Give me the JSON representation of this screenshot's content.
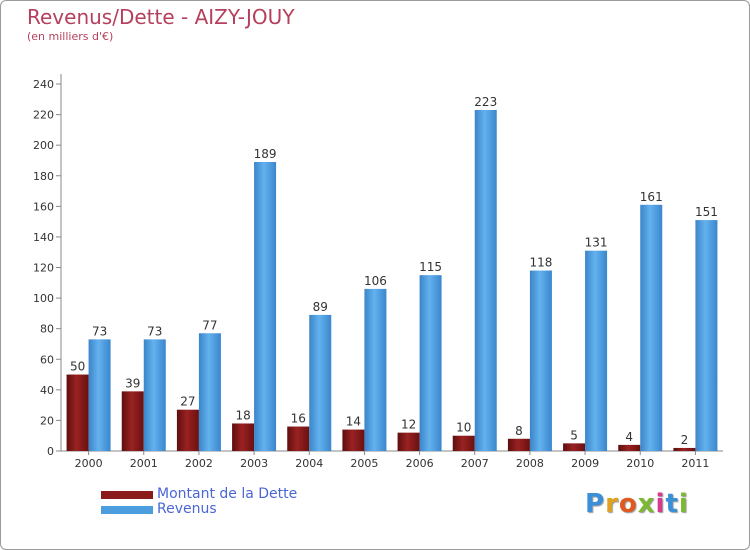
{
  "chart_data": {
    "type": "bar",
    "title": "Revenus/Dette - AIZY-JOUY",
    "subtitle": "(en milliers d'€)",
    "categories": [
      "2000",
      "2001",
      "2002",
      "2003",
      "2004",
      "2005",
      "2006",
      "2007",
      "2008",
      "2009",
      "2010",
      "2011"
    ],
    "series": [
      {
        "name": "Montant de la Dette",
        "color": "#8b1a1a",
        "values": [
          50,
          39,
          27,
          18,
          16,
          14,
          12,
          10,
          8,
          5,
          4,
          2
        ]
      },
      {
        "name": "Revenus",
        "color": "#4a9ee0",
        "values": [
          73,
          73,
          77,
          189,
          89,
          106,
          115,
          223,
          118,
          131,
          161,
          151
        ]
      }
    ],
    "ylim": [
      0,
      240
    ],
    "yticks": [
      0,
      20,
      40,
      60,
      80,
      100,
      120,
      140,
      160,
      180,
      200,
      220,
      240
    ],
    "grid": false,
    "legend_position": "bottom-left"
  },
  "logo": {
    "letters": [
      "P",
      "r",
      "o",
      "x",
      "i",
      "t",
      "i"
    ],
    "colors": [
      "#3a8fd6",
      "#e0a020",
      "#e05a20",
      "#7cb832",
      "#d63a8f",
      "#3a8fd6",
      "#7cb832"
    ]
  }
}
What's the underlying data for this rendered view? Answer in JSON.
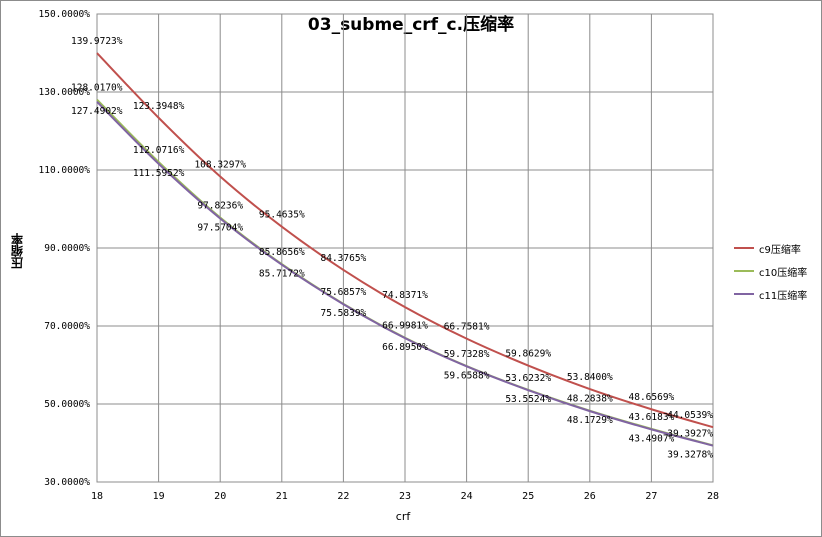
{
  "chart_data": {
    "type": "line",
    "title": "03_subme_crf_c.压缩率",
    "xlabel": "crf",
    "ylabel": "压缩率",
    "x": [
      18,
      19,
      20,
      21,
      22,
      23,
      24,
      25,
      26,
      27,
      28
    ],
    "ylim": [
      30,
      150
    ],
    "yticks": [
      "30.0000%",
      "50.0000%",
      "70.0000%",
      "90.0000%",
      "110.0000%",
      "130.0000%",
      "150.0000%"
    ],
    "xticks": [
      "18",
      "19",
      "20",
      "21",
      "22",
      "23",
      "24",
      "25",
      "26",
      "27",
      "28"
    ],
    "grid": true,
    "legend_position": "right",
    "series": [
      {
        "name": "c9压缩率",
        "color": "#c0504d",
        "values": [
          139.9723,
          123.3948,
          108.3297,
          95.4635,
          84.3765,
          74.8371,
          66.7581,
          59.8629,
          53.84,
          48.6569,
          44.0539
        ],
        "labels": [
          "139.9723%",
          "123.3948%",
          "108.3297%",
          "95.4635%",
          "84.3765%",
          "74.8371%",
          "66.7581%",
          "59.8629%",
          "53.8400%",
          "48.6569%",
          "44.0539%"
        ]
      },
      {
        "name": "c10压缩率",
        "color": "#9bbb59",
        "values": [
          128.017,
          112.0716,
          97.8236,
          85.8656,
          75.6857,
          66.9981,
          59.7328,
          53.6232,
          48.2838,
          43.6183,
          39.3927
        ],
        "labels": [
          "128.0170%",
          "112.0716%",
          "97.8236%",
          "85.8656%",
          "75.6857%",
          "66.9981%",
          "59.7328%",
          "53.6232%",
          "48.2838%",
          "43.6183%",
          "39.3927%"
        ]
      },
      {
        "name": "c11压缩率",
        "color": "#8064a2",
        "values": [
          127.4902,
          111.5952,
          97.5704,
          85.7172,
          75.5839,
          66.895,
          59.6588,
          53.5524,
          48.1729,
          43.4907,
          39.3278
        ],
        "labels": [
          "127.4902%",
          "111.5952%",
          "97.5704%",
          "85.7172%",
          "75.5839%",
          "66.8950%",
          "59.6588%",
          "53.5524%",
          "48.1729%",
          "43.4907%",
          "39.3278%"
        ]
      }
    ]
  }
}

□ □ □

GOAL:
Ignore the images and quote every line of the listing exactly.

TASK RESULT:
Give me the JSON representation of this screenshot's content.
{
  "chart_data": {
    "type": "bar",
    "title": "Revenus/Dette - AIZY-JOUY",
    "subtitle": "(en milliers d'€)",
    "categories": [
      "2000",
      "2001",
      "2002",
      "2003",
      "2004",
      "2005",
      "2006",
      "2007",
      "2008",
      "2009",
      "2010",
      "2011"
    ],
    "series": [
      {
        "name": "Montant de la Dette",
        "color": "#8b1a1a",
        "values": [
          50,
          39,
          27,
          18,
          16,
          14,
          12,
          10,
          8,
          5,
          4,
          2
        ]
      },
      {
        "name": "Revenus",
        "color": "#4a9ee0",
        "values": [
          73,
          73,
          77,
          189,
          89,
          106,
          115,
          223,
          118,
          131,
          161,
          151
        ]
      }
    ],
    "ylim": [
      0,
      240
    ],
    "yticks": [
      0,
      20,
      40,
      60,
      80,
      100,
      120,
      140,
      160,
      180,
      200,
      220,
      240
    ],
    "grid": false,
    "legend_position": "bottom-left"
  },
  "logo": {
    "letters": [
      "P",
      "r",
      "o",
      "x",
      "i",
      "t",
      "i"
    ],
    "colors": [
      "#3a8fd6",
      "#e0a020",
      "#e05a20",
      "#7cb832",
      "#d63a8f",
      "#3a8fd6",
      "#7cb832"
    ]
  }
}
What's the underlying data for this rendered view? Answer in JSON.
{
  "chart_data": {
    "type": "line",
    "title": "03_subme_crf_c.压缩率",
    "xlabel": "crf",
    "ylabel": "压缩率",
    "x": [
      18,
      19,
      20,
      21,
      22,
      23,
      24,
      25,
      26,
      27,
      28
    ],
    "ylim": [
      30,
      150
    ],
    "yticks": [
      "30.0000%",
      "50.0000%",
      "70.0000%",
      "90.0000%",
      "110.0000%",
      "130.0000%",
      "150.0000%"
    ],
    "xticks": [
      "18",
      "19",
      "20",
      "21",
      "22",
      "23",
      "24",
      "25",
      "26",
      "27",
      "28"
    ],
    "grid": true,
    "legend_position": "right",
    "series": [
      {
        "name": "c9压缩率",
        "color": "#c0504d",
        "values": [
          139.9723,
          123.3948,
          108.3297,
          95.4635,
          84.3765,
          74.8371,
          66.7581,
          59.8629,
          53.84,
          48.6569,
          44.0539
        ],
        "labels": [
          "139.9723%",
          "123.3948%",
          "108.3297%",
          "95.4635%",
          "84.3765%",
          "74.8371%",
          "66.7581%",
          "59.8629%",
          "53.8400%",
          "48.6569%",
          "44.0539%"
        ]
      },
      {
        "name": "c10压缩率",
        "color": "#9bbb59",
        "values": [
          128.017,
          112.0716,
          97.8236,
          85.8656,
          75.6857,
          66.9981,
          59.7328,
          53.6232,
          48.2838,
          43.6183,
          39.3927
        ],
        "labels": [
          "128.0170%",
          "112.0716%",
          "97.8236%",
          "85.8656%",
          "75.6857%",
          "66.9981%",
          "59.7328%",
          "53.6232%",
          "48.2838%",
          "43.6183%",
          "39.3927%"
        ]
      },
      {
        "name": "c11压缩率",
        "color": "#8064a2",
        "values": [
          127.4902,
          111.5952,
          97.5704,
          85.7172,
          75.5839,
          66.895,
          59.6588,
          53.5524,
          48.1729,
          43.4907,
          39.3278
        ],
        "labels": [
          "127.4902%",
          "111.5952%",
          "97.5704%",
          "85.7172%",
          "75.5839%",
          "66.8950%",
          "59.6588%",
          "53.5524%",
          "48.1729%",
          "43.4907%",
          "39.3278%"
        ]
      }
    ]
  }
}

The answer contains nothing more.